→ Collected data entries
+--

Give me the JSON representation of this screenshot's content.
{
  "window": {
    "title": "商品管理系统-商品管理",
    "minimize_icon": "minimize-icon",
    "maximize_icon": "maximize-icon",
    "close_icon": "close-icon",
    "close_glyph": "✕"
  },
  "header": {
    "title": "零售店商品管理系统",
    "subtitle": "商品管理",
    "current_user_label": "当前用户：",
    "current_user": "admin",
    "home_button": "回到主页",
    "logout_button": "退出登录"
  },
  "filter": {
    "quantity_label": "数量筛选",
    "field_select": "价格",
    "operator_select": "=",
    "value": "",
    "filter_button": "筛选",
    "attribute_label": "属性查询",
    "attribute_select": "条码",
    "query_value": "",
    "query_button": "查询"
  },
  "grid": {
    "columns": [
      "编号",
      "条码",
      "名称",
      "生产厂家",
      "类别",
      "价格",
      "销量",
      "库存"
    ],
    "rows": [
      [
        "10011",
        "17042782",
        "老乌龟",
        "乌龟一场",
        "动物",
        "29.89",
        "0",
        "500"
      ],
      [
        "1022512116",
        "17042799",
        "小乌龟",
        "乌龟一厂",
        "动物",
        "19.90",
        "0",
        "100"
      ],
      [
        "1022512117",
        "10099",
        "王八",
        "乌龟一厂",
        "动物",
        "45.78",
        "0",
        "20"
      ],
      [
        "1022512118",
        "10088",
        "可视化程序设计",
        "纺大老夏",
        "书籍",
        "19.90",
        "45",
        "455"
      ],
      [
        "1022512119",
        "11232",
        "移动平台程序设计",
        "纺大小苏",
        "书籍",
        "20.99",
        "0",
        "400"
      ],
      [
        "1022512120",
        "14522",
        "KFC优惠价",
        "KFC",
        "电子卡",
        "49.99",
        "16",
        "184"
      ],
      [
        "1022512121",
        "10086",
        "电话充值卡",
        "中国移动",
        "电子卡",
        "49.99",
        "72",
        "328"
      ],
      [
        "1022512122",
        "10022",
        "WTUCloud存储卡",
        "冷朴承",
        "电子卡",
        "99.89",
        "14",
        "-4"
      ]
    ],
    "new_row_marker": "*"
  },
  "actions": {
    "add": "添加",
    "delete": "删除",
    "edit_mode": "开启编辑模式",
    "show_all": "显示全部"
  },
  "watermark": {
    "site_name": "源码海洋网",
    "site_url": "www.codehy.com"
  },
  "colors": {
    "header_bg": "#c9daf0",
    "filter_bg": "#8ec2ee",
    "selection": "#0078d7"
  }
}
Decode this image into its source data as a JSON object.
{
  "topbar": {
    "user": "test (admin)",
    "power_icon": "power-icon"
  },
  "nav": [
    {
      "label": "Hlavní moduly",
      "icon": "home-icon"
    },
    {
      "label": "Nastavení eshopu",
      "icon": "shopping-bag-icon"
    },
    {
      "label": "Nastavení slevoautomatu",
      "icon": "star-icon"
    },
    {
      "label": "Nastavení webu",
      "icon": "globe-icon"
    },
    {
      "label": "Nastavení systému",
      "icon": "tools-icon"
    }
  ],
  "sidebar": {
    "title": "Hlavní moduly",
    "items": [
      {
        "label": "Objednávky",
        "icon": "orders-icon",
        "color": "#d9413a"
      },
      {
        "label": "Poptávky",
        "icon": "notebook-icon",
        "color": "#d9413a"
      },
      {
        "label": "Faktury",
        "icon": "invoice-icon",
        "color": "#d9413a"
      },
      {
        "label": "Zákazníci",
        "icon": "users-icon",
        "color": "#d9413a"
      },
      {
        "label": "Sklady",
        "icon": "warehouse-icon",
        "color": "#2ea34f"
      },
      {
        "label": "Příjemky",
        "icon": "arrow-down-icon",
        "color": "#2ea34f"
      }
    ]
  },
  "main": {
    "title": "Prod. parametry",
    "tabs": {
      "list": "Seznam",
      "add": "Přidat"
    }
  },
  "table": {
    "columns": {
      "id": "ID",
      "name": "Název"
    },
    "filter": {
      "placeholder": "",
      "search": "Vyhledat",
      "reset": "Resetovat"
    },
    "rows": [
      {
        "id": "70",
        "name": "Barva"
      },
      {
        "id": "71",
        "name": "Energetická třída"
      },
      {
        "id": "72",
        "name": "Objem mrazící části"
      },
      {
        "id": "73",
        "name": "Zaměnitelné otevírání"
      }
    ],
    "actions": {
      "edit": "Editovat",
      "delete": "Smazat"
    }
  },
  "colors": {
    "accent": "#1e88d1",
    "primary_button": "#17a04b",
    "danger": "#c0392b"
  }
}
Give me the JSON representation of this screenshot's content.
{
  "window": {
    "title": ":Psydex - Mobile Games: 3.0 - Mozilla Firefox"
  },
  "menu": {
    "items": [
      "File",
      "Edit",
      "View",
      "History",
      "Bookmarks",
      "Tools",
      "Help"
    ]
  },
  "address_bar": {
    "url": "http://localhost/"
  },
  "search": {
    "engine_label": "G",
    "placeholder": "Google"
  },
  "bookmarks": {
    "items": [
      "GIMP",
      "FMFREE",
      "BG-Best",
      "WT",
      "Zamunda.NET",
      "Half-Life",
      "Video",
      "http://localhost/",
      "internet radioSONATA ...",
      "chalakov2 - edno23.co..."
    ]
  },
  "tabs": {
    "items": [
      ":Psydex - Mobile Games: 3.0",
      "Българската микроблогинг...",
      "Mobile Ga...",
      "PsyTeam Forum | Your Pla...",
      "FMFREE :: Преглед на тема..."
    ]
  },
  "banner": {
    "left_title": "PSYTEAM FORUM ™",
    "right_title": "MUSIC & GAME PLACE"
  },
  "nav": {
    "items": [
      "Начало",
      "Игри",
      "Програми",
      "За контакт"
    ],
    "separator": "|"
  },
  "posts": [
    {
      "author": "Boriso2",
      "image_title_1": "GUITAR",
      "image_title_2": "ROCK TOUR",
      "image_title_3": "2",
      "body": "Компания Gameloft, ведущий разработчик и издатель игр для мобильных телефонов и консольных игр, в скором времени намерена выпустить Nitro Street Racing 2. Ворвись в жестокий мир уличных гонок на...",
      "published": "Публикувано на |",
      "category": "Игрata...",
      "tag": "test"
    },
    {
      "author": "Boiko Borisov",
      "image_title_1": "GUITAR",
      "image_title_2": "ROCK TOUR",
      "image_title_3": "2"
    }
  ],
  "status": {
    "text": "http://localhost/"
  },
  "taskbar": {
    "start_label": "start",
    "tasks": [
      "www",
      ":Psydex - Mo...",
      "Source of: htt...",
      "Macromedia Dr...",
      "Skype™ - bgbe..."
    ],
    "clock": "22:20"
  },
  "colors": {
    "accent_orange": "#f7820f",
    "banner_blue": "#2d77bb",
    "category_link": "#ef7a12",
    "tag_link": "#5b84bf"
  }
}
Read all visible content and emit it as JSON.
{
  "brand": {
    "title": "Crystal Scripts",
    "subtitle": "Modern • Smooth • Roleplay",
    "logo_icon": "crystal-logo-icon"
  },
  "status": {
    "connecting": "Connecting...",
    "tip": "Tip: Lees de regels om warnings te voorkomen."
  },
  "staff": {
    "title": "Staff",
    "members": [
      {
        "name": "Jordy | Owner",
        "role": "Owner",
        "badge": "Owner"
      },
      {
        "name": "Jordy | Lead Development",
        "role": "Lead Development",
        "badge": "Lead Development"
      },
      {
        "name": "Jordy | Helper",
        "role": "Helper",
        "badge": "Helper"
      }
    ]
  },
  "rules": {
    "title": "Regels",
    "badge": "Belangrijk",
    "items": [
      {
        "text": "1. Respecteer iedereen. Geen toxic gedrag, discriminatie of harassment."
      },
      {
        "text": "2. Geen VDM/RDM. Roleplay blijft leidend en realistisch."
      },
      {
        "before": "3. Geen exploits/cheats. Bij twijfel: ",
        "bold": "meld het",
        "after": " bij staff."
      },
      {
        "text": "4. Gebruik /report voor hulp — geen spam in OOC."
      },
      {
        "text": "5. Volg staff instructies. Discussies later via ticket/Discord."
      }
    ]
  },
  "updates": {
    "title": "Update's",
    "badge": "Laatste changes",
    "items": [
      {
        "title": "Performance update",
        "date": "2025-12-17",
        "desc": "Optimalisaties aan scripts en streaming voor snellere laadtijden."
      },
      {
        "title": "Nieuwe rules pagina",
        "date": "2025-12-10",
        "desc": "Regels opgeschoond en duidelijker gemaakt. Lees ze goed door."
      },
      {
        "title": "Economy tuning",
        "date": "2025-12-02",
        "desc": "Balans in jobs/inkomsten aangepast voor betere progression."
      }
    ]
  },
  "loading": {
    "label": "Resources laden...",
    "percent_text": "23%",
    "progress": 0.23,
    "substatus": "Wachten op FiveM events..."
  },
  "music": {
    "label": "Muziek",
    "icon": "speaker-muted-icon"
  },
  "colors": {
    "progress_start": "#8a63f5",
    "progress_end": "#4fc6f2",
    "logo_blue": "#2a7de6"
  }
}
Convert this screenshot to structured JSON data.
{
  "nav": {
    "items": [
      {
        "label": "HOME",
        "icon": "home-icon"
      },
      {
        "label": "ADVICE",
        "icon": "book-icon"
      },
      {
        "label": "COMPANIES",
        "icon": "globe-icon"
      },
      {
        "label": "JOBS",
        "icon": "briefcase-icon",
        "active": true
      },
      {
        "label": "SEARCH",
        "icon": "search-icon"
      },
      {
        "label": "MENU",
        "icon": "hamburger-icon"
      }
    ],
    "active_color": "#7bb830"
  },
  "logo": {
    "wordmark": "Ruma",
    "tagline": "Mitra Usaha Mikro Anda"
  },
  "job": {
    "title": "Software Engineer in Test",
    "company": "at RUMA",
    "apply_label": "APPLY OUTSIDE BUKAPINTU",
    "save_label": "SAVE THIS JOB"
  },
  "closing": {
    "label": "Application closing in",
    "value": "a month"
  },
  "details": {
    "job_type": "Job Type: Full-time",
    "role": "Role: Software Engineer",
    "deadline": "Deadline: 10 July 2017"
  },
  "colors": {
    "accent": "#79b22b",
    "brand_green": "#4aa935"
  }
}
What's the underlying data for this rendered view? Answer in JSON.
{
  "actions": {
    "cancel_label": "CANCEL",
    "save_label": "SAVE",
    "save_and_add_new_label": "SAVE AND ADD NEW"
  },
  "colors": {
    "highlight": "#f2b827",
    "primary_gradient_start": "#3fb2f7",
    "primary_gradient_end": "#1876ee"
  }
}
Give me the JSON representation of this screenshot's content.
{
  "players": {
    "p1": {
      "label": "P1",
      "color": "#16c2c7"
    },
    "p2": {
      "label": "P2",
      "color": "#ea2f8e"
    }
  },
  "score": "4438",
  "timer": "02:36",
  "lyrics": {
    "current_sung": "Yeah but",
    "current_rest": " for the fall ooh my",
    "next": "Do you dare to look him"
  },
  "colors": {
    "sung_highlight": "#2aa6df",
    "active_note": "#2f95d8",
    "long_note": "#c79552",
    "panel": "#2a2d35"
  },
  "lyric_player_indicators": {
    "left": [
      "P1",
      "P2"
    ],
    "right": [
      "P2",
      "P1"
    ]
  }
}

+--

→ Goal of the exercise
Only a number is expected here: the count of lines in the listing that hold the string "Helper".

→ Full solution
3